» Dataset listings of figures
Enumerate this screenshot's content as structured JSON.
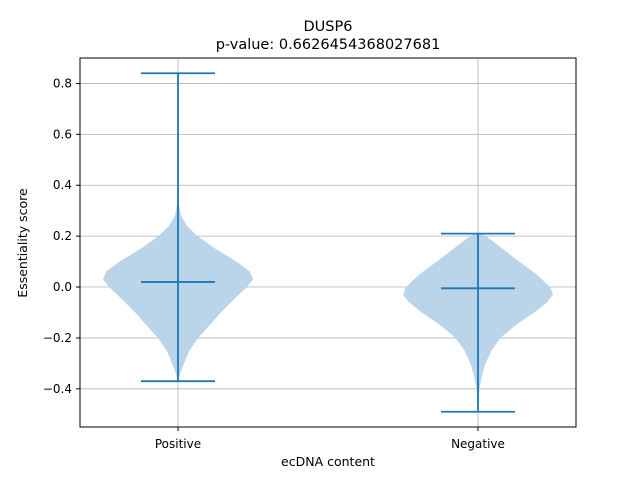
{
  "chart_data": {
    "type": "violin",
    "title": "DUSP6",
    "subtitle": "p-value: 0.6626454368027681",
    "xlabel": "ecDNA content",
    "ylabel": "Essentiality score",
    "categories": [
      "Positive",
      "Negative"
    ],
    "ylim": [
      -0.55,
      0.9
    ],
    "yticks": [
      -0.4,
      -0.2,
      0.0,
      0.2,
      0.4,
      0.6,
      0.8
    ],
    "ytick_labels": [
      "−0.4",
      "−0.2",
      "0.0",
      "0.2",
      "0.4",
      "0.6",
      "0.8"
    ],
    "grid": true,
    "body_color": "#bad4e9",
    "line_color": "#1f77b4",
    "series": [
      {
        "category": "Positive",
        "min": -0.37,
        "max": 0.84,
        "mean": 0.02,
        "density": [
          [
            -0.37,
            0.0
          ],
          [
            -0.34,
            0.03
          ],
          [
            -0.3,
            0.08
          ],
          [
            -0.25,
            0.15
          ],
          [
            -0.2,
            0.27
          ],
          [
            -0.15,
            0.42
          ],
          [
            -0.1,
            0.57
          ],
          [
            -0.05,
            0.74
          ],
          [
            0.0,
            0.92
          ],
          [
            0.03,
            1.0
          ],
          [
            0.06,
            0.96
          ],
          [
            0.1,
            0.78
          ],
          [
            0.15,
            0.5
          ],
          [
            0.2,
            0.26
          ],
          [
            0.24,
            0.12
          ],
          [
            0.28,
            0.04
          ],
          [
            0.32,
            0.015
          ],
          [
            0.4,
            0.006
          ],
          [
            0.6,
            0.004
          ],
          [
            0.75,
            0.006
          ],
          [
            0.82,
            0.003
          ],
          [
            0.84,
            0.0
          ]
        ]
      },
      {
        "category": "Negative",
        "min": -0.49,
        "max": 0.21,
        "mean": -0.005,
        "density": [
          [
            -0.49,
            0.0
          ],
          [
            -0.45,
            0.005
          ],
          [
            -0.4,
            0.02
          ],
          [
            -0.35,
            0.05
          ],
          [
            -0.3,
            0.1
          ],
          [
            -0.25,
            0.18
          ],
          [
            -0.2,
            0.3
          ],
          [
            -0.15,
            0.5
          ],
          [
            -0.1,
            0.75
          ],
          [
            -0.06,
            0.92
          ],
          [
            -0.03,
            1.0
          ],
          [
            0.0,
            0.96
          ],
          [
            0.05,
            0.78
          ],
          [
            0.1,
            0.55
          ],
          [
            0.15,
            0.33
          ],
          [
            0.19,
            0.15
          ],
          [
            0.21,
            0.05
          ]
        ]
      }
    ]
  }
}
...
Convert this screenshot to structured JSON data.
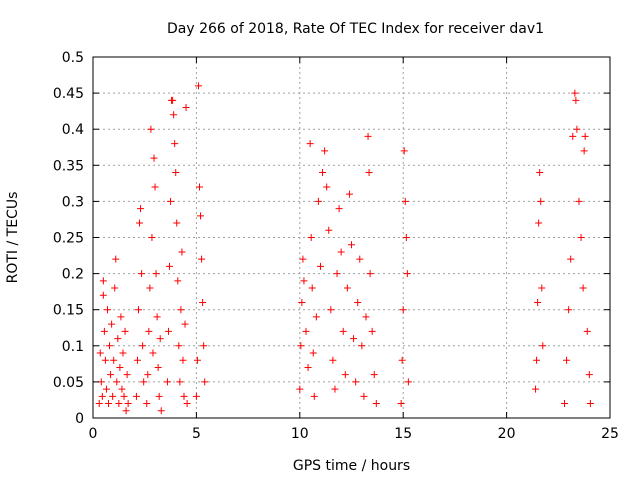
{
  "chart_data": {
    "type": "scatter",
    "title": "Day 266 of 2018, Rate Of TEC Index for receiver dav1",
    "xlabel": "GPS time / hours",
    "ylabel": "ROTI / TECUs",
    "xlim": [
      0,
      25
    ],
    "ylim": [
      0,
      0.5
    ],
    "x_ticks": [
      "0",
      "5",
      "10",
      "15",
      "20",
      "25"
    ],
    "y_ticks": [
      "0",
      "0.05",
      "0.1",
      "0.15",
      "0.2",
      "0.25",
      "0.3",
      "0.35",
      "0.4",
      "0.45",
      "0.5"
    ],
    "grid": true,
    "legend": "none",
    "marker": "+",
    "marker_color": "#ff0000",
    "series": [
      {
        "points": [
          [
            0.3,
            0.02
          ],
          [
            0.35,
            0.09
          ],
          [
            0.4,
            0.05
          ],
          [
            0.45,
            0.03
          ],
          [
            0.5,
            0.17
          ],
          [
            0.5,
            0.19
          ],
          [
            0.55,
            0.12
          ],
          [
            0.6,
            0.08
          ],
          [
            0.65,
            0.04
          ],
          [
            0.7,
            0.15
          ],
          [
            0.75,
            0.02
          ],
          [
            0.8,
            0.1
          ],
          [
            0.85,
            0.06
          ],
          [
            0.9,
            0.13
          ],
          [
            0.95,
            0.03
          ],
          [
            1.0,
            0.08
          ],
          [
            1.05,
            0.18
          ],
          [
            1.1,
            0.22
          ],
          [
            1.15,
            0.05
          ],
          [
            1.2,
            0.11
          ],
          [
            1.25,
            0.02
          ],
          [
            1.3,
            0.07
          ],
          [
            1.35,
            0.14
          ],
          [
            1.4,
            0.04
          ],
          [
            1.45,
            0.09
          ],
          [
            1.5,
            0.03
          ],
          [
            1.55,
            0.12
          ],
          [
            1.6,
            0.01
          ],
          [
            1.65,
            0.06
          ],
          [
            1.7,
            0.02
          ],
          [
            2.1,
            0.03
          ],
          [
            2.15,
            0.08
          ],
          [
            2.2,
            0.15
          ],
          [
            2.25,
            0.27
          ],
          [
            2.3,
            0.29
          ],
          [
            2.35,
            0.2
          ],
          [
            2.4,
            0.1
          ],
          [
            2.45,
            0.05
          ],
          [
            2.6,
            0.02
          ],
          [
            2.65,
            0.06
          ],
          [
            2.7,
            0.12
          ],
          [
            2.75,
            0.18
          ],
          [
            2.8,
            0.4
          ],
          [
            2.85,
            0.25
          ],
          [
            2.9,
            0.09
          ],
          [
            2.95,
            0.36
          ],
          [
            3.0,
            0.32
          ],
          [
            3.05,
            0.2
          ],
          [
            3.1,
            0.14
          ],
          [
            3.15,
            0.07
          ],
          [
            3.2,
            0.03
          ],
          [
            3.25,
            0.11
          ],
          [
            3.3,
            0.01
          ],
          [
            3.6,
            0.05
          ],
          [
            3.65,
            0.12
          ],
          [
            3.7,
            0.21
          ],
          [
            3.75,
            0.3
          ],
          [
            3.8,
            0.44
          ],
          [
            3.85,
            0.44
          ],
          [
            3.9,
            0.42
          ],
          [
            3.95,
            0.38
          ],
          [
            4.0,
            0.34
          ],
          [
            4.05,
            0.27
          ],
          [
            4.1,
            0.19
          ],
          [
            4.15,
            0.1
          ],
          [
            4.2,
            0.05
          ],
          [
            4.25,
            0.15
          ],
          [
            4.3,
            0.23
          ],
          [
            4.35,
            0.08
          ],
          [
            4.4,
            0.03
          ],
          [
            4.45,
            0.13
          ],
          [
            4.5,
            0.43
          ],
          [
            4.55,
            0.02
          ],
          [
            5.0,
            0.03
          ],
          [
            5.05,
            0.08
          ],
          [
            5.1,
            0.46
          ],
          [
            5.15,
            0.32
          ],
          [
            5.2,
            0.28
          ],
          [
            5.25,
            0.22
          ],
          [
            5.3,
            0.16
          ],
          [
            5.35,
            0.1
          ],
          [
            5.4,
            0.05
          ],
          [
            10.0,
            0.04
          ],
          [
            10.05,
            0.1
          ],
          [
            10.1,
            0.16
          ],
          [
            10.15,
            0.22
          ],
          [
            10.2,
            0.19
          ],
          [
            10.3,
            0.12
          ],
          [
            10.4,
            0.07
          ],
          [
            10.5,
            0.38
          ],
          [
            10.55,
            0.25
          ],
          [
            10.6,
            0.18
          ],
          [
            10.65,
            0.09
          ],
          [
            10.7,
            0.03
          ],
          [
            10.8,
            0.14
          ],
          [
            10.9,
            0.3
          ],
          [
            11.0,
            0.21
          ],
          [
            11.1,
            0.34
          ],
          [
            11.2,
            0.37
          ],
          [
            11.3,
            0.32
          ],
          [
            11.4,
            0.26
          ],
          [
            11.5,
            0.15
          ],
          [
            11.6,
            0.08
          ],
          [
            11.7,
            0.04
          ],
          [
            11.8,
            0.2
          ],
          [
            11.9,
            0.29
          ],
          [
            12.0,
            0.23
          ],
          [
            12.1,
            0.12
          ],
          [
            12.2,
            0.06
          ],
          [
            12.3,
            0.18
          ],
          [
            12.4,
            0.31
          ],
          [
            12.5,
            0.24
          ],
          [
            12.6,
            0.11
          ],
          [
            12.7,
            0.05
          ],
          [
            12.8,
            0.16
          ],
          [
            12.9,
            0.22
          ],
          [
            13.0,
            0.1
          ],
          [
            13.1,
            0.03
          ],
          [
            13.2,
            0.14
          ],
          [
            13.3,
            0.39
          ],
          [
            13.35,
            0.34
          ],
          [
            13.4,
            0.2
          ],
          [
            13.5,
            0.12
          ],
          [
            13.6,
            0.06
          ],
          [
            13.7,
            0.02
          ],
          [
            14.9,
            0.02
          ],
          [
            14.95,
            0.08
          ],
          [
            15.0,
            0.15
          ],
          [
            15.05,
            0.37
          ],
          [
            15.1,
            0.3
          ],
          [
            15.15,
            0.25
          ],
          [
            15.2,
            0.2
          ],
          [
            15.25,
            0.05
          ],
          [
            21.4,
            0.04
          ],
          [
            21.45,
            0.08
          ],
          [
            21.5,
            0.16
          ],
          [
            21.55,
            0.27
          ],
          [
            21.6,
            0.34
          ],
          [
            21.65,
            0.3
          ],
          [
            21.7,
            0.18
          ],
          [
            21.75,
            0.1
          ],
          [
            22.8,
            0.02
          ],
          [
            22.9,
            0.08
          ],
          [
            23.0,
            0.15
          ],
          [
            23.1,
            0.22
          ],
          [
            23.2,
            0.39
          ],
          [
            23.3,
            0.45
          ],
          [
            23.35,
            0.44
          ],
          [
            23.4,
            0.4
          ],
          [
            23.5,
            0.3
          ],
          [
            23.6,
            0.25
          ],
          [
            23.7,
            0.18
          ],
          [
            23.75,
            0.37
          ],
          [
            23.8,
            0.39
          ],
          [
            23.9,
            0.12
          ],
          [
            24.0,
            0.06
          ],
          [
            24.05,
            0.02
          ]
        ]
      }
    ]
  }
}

» TASK
How many of the lines above include the string "category"? Answer with the number only.

» EXERCISE ANSWER
2